Element boundary records:
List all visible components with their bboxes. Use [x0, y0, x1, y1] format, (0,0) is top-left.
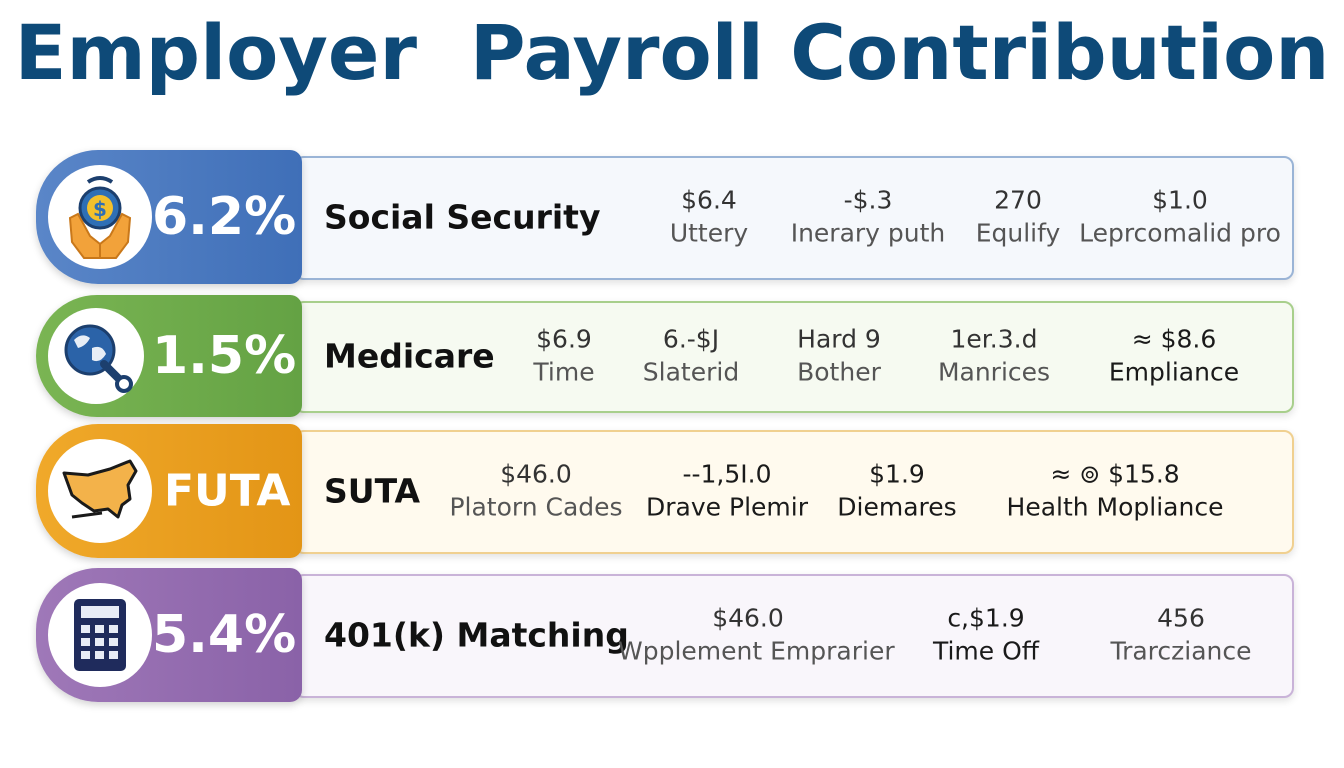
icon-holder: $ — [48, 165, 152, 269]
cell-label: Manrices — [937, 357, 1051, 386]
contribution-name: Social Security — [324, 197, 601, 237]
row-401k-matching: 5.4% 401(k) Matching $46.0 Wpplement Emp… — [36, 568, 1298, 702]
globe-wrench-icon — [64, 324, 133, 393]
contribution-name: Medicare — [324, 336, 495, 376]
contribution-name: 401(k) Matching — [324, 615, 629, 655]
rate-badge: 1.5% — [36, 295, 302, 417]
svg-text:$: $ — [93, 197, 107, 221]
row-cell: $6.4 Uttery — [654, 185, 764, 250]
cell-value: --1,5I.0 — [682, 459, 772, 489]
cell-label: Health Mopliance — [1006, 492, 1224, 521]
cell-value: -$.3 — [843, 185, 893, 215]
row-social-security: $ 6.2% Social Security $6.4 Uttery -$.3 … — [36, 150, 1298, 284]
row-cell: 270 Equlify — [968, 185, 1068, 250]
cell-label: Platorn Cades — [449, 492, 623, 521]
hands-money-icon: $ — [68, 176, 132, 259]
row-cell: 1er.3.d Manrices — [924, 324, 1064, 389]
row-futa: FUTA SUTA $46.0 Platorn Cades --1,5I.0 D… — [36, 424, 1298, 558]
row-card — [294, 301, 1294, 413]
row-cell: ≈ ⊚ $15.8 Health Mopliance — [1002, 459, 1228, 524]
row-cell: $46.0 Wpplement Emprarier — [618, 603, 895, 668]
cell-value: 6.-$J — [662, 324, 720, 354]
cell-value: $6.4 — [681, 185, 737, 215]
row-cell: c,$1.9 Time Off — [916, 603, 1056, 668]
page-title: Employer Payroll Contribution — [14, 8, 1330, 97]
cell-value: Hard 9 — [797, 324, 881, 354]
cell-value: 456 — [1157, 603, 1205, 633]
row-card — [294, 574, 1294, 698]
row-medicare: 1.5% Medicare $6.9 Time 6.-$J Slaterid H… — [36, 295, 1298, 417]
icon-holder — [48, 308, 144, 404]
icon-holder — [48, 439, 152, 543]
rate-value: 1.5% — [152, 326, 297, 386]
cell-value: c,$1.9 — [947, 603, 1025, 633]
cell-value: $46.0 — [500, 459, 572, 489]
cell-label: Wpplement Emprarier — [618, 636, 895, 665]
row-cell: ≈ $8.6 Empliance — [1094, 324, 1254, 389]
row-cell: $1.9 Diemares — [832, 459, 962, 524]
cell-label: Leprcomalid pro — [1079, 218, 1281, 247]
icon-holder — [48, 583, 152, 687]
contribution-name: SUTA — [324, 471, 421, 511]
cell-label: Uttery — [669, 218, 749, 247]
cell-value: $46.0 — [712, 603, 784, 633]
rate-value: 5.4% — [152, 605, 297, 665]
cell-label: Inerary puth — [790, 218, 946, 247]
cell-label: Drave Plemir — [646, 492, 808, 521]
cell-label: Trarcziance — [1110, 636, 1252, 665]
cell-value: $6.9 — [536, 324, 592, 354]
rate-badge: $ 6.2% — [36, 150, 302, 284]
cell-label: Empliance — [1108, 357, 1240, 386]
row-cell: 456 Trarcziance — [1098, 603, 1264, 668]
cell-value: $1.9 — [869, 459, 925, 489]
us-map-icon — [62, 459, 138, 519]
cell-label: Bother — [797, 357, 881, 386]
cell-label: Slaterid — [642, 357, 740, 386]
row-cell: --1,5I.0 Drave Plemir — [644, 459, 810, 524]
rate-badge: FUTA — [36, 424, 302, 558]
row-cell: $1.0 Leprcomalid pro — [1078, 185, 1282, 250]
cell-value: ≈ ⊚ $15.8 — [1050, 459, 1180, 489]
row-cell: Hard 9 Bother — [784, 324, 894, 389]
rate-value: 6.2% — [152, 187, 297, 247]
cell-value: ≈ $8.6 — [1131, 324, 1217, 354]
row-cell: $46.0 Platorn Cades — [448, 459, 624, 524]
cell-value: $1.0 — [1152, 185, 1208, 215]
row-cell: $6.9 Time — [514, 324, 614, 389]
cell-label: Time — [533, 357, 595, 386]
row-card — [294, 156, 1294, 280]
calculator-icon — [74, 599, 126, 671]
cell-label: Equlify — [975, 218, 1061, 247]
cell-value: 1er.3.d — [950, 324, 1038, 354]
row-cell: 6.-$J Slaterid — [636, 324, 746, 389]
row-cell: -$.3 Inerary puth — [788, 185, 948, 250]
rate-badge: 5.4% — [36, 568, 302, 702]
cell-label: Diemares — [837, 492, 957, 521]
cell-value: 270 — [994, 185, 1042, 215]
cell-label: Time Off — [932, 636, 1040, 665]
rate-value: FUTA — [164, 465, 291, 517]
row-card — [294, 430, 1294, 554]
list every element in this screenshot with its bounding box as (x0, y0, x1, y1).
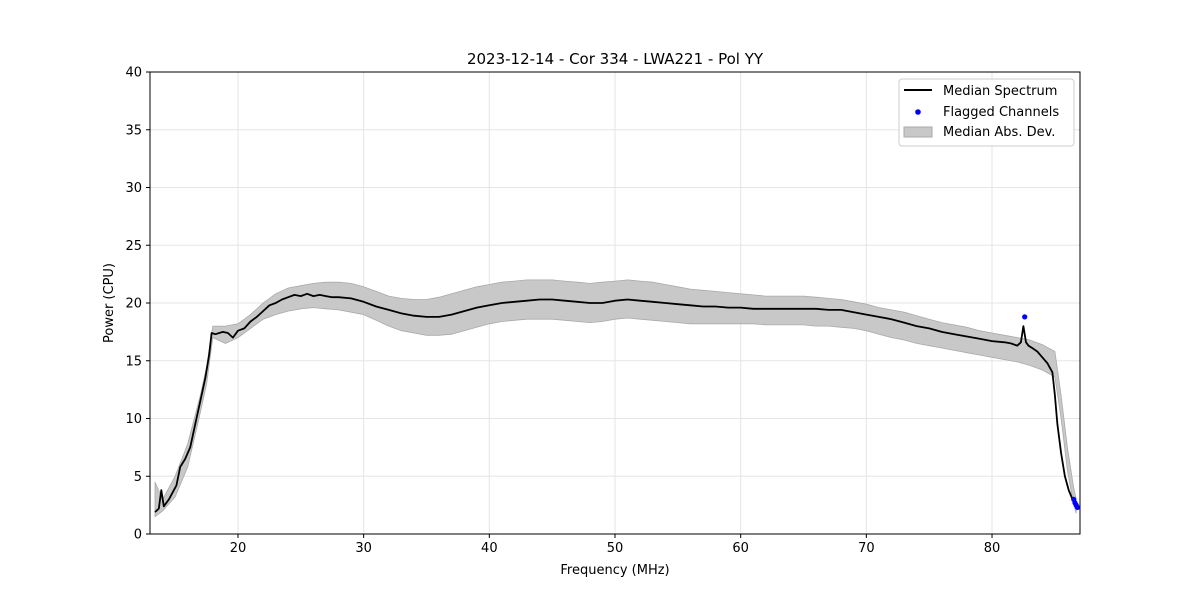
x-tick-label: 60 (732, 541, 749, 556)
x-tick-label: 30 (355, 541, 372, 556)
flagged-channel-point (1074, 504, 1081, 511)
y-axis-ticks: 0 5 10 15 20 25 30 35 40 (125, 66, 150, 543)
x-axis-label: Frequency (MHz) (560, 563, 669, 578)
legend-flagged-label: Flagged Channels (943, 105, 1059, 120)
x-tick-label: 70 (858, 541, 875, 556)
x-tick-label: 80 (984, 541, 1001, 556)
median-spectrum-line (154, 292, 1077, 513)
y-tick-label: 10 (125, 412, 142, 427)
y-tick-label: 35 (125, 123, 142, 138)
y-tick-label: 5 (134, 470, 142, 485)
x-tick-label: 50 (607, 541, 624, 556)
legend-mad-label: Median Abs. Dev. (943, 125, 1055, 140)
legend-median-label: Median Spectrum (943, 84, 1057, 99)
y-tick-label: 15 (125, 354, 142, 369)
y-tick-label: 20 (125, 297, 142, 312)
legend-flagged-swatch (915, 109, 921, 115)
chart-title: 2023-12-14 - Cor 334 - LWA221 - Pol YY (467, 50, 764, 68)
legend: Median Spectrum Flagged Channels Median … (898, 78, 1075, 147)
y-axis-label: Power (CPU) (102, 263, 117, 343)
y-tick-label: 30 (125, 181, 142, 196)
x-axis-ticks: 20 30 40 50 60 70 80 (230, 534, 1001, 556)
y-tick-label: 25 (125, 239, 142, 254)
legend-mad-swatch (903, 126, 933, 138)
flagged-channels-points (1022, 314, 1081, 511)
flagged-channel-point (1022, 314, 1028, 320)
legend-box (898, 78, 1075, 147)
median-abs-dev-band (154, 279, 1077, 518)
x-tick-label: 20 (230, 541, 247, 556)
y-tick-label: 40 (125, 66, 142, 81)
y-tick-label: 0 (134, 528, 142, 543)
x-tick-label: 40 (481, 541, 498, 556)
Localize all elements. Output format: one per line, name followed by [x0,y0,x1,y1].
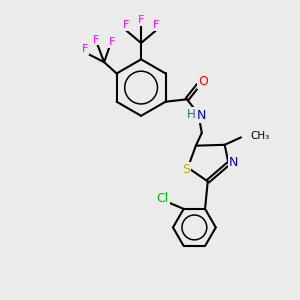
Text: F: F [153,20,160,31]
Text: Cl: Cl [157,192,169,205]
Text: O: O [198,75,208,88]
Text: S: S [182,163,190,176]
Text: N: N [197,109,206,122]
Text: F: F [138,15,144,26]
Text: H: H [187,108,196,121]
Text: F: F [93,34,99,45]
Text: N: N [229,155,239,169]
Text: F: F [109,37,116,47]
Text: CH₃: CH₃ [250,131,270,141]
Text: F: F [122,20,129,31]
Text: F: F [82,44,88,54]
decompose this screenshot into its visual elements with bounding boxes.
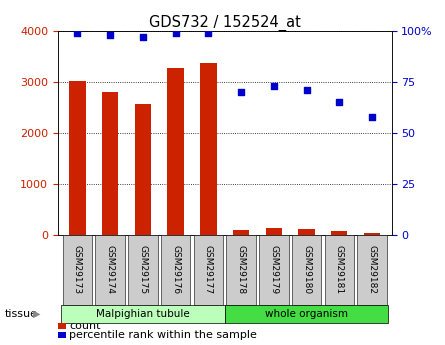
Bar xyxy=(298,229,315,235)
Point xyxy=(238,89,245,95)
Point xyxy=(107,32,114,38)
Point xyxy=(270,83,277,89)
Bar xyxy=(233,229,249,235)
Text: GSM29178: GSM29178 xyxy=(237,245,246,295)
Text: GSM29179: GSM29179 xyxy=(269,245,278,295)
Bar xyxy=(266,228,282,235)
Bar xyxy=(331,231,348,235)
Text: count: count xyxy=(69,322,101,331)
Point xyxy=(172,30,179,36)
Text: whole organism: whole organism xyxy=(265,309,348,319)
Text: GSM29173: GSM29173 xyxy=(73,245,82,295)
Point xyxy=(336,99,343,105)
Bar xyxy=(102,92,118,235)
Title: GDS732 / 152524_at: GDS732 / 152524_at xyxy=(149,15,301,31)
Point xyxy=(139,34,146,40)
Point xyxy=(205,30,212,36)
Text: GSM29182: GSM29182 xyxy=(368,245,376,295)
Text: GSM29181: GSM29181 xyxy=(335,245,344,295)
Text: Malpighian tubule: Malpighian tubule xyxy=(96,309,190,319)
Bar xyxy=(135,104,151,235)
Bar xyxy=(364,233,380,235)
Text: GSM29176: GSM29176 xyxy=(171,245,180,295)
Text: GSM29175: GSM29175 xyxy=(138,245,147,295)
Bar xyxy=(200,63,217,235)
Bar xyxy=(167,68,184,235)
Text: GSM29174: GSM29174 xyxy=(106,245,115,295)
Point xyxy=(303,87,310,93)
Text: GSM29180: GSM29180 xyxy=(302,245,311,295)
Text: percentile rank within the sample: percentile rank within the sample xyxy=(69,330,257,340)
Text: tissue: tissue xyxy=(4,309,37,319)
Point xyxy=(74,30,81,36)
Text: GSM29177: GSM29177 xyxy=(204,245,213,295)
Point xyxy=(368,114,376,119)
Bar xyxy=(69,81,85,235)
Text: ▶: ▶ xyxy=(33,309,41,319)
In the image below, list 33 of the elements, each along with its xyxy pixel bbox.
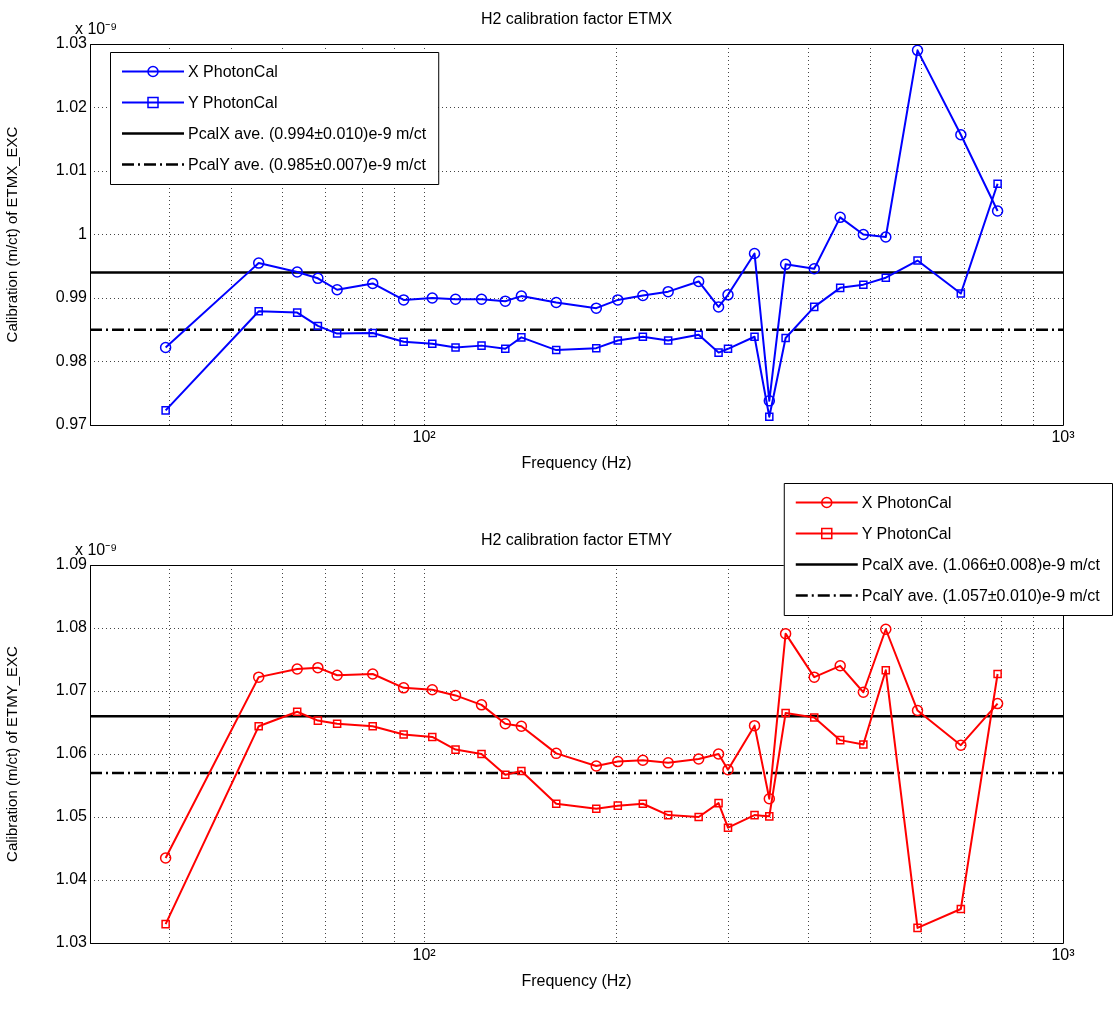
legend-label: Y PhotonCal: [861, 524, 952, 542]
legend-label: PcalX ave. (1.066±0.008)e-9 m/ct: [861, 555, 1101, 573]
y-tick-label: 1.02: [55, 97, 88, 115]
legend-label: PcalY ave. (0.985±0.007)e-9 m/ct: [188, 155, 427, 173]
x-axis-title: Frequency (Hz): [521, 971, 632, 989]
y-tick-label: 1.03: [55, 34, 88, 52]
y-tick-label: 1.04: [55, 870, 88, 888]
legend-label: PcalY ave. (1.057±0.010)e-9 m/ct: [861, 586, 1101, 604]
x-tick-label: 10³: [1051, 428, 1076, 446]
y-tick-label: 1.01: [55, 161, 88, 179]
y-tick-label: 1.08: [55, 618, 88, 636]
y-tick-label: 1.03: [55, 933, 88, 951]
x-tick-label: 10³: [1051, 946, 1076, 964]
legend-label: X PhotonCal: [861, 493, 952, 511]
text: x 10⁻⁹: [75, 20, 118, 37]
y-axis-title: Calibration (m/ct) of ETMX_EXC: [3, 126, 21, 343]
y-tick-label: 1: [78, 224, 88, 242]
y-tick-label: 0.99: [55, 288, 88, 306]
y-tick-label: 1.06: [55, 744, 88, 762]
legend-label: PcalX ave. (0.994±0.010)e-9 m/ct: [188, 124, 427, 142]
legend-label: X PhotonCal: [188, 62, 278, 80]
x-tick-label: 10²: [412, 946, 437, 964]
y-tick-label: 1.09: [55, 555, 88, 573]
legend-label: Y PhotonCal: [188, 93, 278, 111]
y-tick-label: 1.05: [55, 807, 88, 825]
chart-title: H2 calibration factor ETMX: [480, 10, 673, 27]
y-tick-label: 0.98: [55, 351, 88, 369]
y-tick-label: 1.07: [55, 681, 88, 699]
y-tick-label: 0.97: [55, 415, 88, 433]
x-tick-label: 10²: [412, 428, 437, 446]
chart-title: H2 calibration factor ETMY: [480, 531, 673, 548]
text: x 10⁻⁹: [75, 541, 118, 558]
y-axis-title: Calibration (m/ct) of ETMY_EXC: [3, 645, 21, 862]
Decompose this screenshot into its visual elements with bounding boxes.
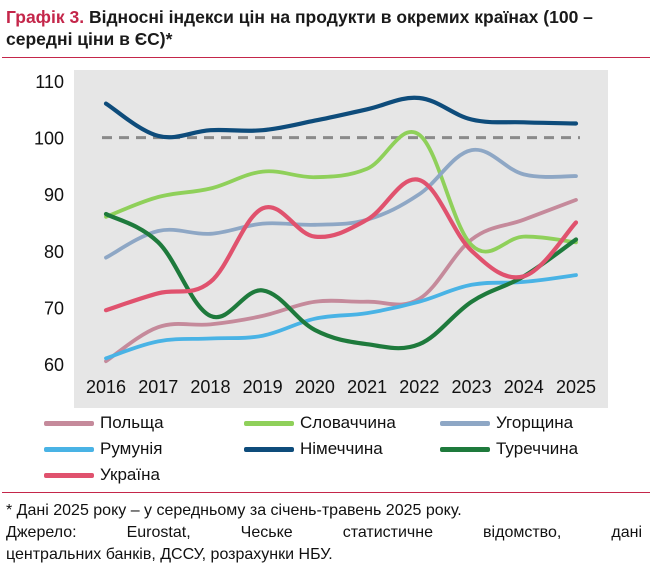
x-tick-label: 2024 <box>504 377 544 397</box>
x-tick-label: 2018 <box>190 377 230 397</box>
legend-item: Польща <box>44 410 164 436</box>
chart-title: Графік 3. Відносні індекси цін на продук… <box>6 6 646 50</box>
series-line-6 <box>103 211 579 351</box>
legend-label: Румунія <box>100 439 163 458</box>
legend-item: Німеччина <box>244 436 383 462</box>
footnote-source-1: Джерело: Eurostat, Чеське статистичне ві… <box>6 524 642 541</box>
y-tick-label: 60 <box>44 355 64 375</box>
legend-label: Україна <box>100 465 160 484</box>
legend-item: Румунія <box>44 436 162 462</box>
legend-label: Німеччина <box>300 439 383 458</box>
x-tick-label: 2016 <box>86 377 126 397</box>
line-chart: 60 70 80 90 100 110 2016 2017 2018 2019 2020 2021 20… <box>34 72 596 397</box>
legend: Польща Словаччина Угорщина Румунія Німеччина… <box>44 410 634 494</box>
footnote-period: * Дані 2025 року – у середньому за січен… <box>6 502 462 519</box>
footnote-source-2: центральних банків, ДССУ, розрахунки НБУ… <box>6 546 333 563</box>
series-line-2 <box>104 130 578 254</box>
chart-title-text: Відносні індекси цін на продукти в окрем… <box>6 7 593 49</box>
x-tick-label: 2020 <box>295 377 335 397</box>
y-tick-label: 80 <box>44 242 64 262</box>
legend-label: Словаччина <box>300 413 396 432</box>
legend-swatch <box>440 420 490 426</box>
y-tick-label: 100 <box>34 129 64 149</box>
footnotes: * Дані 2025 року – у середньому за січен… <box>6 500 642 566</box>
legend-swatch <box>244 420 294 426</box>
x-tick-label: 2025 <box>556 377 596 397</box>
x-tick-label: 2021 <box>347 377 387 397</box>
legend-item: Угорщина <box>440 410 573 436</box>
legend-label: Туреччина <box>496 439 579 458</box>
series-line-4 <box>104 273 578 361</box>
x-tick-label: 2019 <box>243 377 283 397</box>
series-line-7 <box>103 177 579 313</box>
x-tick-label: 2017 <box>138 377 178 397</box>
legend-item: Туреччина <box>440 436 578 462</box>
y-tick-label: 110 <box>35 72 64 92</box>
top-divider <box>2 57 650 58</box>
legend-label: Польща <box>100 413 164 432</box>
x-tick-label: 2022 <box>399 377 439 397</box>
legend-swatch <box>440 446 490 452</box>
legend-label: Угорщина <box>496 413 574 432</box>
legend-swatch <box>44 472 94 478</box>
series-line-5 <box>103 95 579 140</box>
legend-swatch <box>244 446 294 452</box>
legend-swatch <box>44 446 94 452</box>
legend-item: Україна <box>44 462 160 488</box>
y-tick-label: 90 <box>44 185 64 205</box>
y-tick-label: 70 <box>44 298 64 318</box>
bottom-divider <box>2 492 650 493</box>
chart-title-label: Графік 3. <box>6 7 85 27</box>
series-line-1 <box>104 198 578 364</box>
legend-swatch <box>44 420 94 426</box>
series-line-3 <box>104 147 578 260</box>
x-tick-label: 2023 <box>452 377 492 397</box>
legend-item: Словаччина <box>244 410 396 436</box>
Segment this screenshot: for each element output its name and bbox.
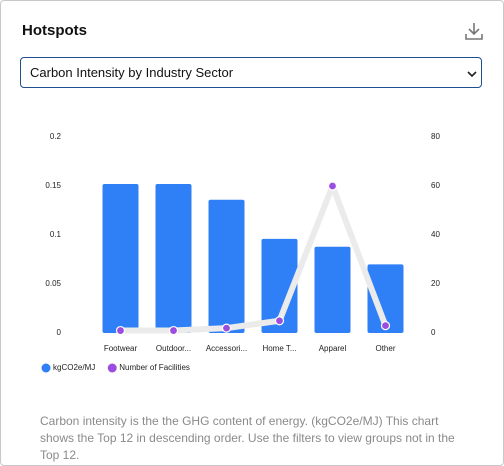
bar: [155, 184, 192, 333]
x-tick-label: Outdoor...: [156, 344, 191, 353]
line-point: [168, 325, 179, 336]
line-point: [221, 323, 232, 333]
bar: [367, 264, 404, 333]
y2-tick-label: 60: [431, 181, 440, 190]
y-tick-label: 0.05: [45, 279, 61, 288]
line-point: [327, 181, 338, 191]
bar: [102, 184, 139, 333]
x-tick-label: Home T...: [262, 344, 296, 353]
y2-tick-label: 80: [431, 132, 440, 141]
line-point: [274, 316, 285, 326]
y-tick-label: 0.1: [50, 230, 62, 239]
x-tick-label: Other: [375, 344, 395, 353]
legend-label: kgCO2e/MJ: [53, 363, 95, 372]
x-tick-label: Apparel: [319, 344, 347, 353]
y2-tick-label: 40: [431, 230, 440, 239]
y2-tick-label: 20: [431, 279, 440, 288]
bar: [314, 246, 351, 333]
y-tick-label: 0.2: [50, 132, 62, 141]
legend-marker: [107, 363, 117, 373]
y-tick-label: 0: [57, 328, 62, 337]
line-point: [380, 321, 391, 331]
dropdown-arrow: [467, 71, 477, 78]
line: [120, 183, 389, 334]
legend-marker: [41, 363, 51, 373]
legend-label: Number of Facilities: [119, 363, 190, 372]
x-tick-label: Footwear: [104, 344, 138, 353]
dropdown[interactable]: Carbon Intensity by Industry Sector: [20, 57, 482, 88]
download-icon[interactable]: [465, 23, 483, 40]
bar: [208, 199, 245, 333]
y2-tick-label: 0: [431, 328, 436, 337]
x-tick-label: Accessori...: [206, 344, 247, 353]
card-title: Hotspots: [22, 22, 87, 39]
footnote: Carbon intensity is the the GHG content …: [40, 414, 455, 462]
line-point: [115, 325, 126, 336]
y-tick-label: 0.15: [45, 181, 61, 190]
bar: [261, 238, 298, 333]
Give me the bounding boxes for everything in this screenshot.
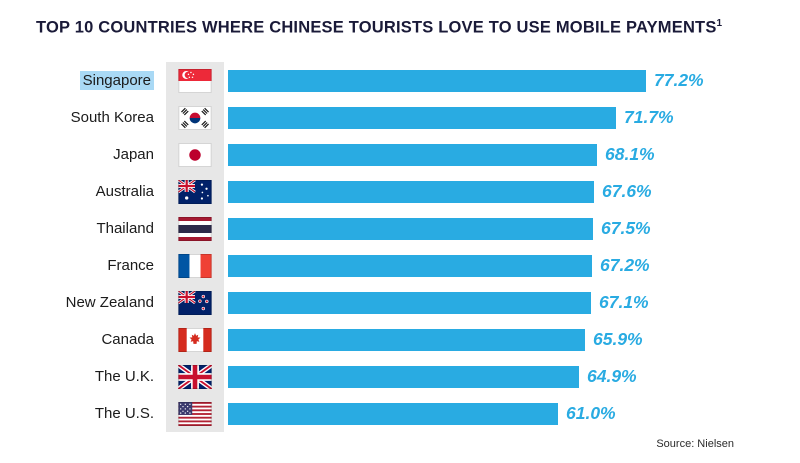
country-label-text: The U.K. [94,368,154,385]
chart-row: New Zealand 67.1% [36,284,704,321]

• _Requirement_
In the records above, write out every line from the one containing "bar: [155, 184, 192, 333]" up to and including the one containing "x-tick-label: Footwear: [104, 344, 138, 353]". Reproduce each line character for character.

• _Answer below_
bar: [155, 184, 192, 333]
x-tick-label: Outdoor...: [156, 344, 191, 353]
line-point: [168, 325, 179, 336]
line-point: [221, 323, 232, 333]
bar: [367, 264, 404, 333]
y2-tick-label: 60: [431, 181, 440, 190]
y-tick-label: 0.05: [45, 279, 61, 288]
line-point: [327, 181, 338, 191]
bar: [102, 184, 139, 333]
x-tick-label: Home T...: [262, 344, 296, 353]
y2-tick-label: 80: [431, 132, 440, 141]
line-point: [274, 316, 285, 326]
y-tick-label: 0.1: [50, 230, 62, 239]
x-tick-label: Other: [375, 344, 395, 353]
legend-label: kgCO2e/MJ: [53, 363, 95, 372]
x-tick-label: Apparel: [319, 344, 347, 353]
y2-tick-label: 40: [431, 230, 440, 239]
y2-tick-label: 20: [431, 279, 440, 288]
bar: [314, 246, 351, 333]
y-tick-label: 0.2: [50, 132, 62, 141]
legend-marker: [107, 363, 117, 373]
y-tick-label: 0: [57, 328, 62, 337]
line-point: [380, 321, 391, 331]
dropdown-arrow: [467, 71, 477, 78]
line: [120, 183, 389, 334]
legend-marker: [41, 363, 51, 373]
legend-label: Number of Facilities: [119, 363, 190, 372]
x-tick-label: Footwear: [104, 344, 138, 353]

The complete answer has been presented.